++++ Records to process ++++

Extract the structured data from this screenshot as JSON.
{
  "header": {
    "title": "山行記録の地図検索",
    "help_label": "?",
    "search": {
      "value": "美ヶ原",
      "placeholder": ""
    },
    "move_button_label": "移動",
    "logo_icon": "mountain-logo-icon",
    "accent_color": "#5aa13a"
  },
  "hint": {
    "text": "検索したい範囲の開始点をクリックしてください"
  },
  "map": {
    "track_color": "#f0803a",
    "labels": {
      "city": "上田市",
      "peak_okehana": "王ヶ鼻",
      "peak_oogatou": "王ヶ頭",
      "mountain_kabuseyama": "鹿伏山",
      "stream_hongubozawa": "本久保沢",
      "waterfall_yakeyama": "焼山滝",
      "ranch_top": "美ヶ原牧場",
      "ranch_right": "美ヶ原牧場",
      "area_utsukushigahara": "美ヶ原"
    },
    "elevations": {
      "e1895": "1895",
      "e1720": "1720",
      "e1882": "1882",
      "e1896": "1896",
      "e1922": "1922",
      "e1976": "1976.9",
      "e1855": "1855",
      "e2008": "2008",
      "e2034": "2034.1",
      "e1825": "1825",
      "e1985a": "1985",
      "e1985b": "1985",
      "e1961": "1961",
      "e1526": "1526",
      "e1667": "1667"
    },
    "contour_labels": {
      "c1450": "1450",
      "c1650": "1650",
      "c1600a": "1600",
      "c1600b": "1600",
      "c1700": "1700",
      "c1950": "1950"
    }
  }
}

++++

Each line of the listing should be copied exactly.

Full answer
Extract the structured data from this screenshot as JSON.
{
  "header": {
    "title": "山行記録の地図検索",
    "help_label": "?",
    "search": {
      "value": "美ヶ原",
      "placeholder": ""
    },
    "move_button_label": "移動",
    "logo_icon": "mountain-logo-icon",
    "accent_color": "#5aa13a"
  },
  "hint": {
    "text": "検索したい範囲の開始点をクリックしてください"
  },
  "map": {
    "track_color": "#f0803a",
    "labels": {
      "city": "上田市",
      "peak_okehana": "王ヶ鼻",
      "peak_oogatou": "王ヶ頭",
      "mountain_kabuseyama": "鹿伏山",
      "stream_hongubozawa": "本久保沢",
      "waterfall_yakeyama": "焼山滝",
      "ranch_top": "美ヶ原牧場",
      "ranch_right": "美ヶ原牧場",
      "area_utsukushigahara": "美ヶ原"
    },
    "elevations": {
      "e1895": "1895",
      "e1720": "1720",
      "e1882": "1882",
      "e1896": "1896",
      "e1922": "1922",
      "e1976": "1976.9",
      "e1855": "1855",
      "e2008": "2008",
      "e2034": "2034.1",
      "e1825": "1825",
      "e1985a": "1985",
      "e1985b": "1985",
      "e1961": "1961",
      "e1526": "1526",
      "e1667": "1667"
    },
    "contour_labels": {
      "c1450": "1450",
      "c1650": "1650",
      "c1600a": "1600",
      "c1600b": "1600",
      "c1700": "1700",
      "c1950": "1950"
    }
  }
}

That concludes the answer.